**PROBLEM DESCRIPTION**
Repeat, unchanged, the lines of the records below, from the line with "what elements are" to the line with "schedule-mark: X <box>702 316 750 335</box>", both included.

**RECORDS FOR PROCESSING**
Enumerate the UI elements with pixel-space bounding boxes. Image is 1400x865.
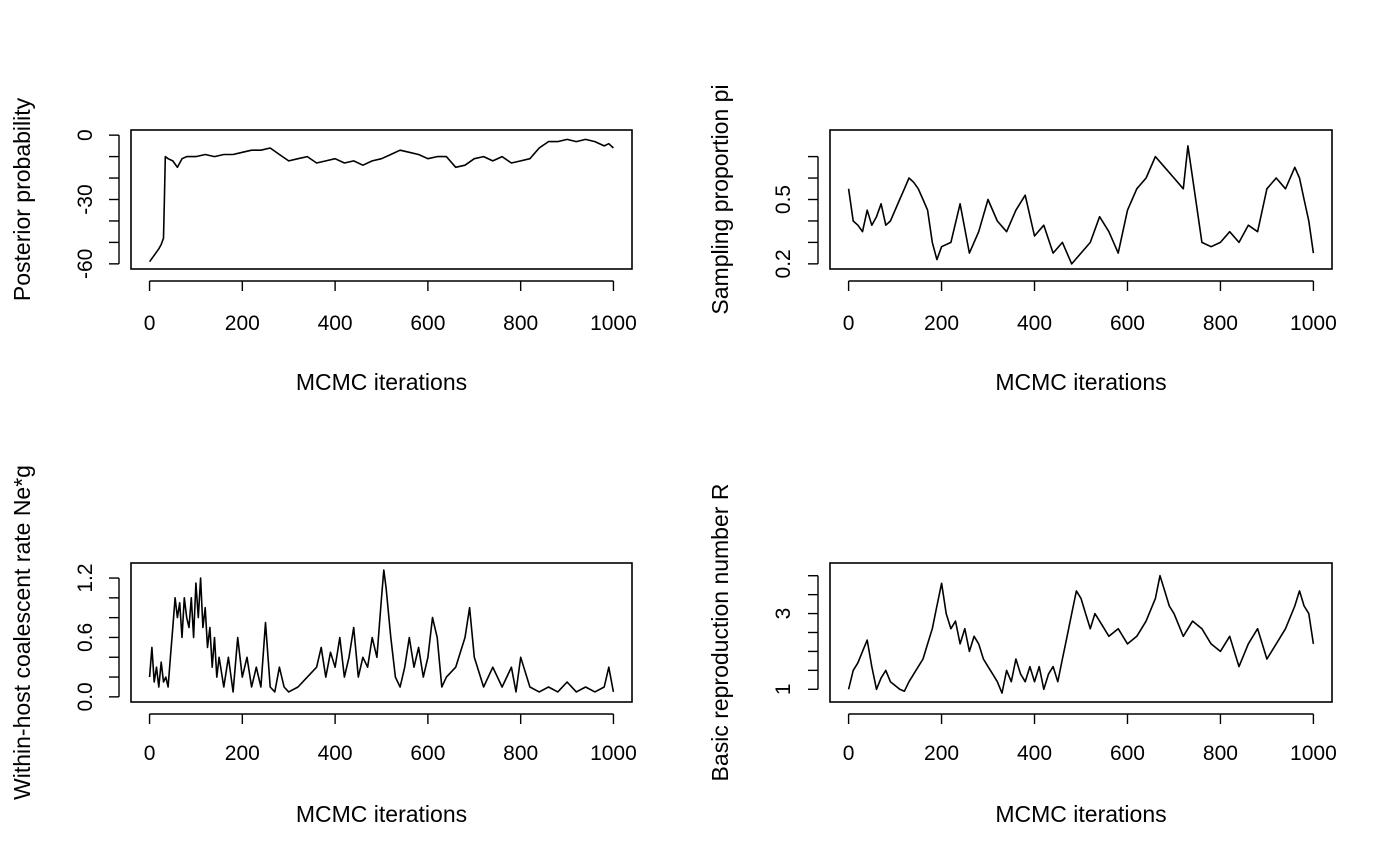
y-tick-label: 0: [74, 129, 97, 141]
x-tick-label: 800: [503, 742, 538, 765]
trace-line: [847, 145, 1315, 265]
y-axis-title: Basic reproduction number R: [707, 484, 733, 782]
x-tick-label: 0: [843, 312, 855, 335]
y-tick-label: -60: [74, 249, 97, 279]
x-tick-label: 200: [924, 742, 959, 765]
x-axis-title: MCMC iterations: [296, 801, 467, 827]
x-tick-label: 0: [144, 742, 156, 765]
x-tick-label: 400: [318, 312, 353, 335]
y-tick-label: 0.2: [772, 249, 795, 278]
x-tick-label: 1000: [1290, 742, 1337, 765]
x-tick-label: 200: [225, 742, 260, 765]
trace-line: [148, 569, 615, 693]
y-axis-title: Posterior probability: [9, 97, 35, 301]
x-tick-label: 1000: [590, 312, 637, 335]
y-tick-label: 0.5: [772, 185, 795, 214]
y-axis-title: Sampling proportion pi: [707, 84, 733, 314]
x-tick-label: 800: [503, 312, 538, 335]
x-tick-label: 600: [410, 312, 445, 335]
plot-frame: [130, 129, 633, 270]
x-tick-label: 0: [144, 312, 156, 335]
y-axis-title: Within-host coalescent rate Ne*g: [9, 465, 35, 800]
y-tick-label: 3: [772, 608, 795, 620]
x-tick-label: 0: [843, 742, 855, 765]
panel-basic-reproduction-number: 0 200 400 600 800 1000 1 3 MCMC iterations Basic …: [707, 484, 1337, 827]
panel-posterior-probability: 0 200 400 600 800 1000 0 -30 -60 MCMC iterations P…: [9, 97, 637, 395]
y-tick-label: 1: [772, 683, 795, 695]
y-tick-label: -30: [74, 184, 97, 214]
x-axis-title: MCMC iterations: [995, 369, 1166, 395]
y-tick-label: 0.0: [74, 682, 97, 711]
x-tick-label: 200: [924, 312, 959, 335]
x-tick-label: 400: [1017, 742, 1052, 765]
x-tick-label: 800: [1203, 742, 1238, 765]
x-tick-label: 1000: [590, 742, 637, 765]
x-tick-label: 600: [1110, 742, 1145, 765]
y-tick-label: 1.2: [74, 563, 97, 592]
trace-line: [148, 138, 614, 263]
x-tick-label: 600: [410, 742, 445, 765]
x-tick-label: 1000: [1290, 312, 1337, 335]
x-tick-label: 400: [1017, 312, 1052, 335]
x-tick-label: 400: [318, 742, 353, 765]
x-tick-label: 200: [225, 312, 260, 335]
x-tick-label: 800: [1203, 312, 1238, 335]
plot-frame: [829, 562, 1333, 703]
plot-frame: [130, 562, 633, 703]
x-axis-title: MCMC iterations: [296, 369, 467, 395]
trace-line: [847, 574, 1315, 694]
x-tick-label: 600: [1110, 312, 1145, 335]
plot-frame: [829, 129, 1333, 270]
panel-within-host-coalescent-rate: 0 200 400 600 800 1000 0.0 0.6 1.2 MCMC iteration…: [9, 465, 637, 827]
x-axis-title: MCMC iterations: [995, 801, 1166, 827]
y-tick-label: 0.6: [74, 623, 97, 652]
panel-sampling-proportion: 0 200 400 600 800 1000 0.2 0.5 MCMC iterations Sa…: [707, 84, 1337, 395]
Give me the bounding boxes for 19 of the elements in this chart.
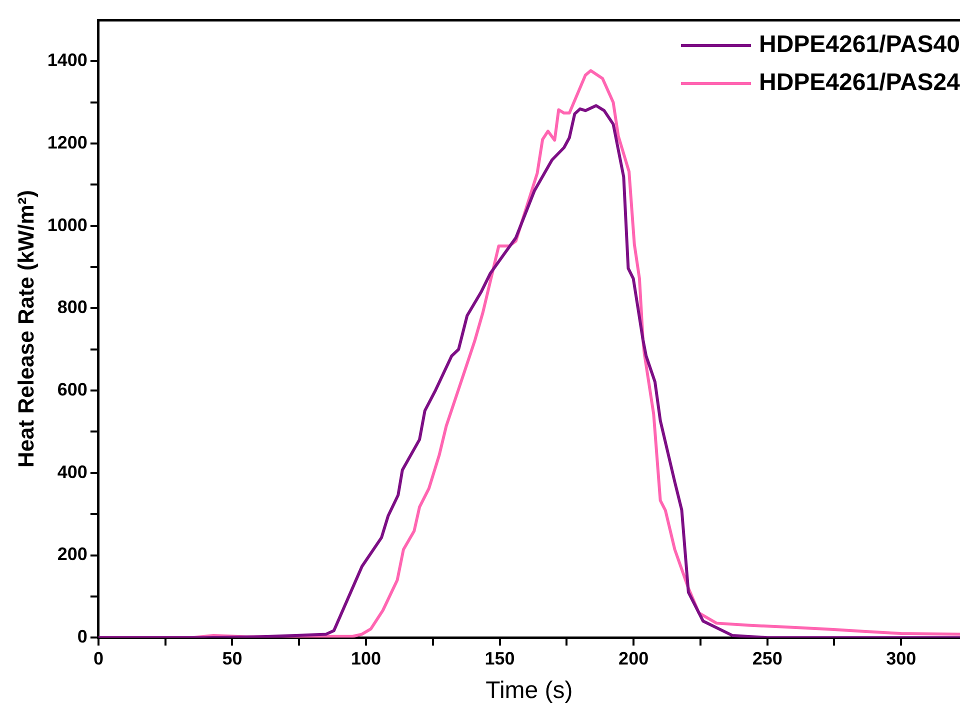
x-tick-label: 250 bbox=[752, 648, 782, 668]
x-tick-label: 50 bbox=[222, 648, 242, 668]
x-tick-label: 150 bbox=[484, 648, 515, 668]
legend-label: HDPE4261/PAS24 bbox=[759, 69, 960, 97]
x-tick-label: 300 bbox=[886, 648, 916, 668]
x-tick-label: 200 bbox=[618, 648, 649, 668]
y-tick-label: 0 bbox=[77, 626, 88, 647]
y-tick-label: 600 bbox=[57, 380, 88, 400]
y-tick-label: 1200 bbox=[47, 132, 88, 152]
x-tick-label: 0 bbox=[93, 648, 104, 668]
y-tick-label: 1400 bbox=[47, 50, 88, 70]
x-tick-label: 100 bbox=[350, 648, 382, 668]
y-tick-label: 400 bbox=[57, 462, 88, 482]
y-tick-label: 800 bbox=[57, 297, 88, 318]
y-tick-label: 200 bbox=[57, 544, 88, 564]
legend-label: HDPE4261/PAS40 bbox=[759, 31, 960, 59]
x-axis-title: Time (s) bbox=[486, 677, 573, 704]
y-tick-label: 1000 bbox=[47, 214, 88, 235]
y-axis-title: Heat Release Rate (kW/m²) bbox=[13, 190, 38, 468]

==

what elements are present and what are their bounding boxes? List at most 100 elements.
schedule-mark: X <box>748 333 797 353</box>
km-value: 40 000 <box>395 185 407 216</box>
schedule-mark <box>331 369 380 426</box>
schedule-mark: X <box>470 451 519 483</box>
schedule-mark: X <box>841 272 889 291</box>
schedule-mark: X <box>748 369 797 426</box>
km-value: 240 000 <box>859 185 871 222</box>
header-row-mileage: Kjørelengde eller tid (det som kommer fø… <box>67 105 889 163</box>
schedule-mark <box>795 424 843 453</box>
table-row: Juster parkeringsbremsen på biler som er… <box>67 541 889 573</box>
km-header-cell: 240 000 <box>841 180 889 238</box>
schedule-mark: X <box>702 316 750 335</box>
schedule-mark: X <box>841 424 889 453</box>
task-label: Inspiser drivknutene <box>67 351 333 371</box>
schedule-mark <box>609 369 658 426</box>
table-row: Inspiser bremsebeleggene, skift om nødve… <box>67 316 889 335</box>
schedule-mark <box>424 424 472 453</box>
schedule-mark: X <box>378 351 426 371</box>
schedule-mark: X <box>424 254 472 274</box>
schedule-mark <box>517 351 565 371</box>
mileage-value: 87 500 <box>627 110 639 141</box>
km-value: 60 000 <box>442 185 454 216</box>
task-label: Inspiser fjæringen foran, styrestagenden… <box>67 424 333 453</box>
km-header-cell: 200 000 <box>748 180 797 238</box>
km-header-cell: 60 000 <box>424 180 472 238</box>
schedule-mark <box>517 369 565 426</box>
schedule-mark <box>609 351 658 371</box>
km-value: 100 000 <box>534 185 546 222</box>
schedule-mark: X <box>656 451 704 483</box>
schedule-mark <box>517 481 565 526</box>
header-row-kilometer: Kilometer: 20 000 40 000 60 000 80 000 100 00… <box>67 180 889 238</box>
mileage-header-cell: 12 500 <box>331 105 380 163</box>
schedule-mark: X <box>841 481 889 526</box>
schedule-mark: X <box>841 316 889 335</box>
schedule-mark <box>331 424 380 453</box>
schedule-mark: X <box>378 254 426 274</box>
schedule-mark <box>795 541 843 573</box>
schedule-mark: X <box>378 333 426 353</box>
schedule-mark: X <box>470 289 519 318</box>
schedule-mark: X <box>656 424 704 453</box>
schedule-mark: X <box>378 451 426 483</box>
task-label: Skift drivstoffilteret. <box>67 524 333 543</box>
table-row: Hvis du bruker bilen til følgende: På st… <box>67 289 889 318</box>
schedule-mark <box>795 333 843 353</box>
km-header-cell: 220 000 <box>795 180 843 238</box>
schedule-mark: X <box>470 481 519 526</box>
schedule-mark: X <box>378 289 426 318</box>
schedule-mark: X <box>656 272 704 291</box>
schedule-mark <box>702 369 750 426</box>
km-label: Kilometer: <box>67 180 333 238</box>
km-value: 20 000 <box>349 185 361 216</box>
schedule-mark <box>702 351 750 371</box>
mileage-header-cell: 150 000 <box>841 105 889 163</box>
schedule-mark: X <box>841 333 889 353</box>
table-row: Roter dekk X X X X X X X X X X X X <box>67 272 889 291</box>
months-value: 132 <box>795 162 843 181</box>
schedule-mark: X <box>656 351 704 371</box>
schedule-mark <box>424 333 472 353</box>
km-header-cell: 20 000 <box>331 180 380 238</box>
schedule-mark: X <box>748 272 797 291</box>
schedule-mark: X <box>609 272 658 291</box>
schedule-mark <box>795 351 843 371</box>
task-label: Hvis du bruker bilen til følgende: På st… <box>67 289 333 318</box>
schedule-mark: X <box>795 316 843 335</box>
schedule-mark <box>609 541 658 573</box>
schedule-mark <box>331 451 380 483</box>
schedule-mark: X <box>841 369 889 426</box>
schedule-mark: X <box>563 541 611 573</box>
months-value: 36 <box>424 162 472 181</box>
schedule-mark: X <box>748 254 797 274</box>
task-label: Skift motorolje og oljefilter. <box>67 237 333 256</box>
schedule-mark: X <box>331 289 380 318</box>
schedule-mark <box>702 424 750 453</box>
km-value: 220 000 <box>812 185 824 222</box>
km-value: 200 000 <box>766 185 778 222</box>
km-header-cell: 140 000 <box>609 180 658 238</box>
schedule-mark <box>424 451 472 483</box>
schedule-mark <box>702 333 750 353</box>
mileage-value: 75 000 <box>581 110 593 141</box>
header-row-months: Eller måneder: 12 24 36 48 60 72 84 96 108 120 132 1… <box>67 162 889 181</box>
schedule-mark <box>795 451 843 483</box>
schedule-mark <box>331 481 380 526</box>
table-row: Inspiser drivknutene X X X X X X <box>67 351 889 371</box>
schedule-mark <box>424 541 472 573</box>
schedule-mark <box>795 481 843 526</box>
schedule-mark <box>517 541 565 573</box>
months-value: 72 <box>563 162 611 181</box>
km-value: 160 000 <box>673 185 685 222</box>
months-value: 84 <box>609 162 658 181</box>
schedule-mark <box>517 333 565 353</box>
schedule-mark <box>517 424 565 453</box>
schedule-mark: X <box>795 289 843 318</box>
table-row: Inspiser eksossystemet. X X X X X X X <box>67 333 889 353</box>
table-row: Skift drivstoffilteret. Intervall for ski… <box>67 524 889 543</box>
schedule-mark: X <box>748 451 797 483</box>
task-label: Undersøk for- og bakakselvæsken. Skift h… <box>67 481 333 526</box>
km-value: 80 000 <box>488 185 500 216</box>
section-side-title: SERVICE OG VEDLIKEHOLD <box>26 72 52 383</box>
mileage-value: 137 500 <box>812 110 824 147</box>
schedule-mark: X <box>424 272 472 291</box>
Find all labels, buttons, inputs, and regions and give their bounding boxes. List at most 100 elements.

---

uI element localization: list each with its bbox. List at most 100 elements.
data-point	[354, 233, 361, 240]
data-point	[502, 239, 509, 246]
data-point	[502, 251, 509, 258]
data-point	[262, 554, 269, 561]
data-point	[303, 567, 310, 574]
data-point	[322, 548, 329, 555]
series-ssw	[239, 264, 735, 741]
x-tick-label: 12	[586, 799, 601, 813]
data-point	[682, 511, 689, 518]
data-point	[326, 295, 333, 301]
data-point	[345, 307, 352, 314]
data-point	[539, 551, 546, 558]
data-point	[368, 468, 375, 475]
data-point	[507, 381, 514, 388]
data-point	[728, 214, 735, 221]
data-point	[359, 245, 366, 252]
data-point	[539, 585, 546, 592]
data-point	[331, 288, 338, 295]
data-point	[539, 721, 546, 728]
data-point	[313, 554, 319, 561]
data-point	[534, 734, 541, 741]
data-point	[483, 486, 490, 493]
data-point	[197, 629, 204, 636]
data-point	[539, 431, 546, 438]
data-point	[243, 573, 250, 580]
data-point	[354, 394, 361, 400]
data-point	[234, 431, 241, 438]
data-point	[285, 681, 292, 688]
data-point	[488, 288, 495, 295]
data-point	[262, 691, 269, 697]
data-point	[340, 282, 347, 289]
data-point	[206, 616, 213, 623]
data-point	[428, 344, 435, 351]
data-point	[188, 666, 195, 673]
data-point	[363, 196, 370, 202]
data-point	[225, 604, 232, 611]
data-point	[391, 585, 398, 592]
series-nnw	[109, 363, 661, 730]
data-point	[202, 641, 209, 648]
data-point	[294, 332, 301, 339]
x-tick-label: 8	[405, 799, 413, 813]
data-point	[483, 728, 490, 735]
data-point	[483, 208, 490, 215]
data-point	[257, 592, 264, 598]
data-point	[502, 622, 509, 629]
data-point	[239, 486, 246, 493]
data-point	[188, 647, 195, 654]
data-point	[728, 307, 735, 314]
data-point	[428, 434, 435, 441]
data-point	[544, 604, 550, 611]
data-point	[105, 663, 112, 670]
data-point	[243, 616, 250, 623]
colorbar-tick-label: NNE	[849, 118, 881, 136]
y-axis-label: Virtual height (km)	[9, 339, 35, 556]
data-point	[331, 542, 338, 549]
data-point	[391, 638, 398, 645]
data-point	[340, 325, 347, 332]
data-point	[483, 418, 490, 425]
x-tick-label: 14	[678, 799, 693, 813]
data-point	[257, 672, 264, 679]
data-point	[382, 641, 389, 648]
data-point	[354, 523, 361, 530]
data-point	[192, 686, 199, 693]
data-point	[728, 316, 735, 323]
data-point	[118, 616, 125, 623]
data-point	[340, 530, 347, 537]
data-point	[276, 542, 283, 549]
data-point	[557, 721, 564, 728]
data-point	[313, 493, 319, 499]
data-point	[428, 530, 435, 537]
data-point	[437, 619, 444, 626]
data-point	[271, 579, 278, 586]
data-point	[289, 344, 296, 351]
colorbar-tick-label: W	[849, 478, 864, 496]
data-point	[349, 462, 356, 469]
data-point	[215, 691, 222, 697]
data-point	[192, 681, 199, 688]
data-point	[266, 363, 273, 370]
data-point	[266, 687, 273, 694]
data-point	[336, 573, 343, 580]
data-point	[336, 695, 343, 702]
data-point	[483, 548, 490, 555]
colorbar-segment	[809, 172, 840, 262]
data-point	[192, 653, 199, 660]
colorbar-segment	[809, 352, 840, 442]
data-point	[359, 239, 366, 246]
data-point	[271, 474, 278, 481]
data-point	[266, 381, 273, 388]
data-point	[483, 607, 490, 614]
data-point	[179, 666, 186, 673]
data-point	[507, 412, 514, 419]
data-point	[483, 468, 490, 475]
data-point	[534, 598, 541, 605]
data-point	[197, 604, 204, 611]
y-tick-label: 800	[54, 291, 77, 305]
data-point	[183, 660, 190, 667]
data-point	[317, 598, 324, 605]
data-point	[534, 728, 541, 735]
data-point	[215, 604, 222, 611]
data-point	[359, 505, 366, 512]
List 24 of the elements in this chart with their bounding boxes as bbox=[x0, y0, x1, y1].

**ANSWER**
what elements are present and what are their bounding boxes? List at most 100 elements.
schedule-mark: X <box>748 333 797 353</box>
km-value: 40 000 <box>395 185 407 216</box>
schedule-mark <box>331 369 380 426</box>
schedule-mark: X <box>470 451 519 483</box>
schedule-mark: X <box>841 272 889 291</box>
schedule-mark: X <box>748 369 797 426</box>
km-value: 240 000 <box>859 185 871 222</box>
header-row-mileage: Kjørelengde eller tid (det som kommer fø… <box>67 105 889 163</box>
schedule-mark <box>795 424 843 453</box>
table-row: Juster parkeringsbremsen på biler som er… <box>67 541 889 573</box>
km-header-cell: 240 000 <box>841 180 889 238</box>
schedule-mark: X <box>702 316 750 335</box>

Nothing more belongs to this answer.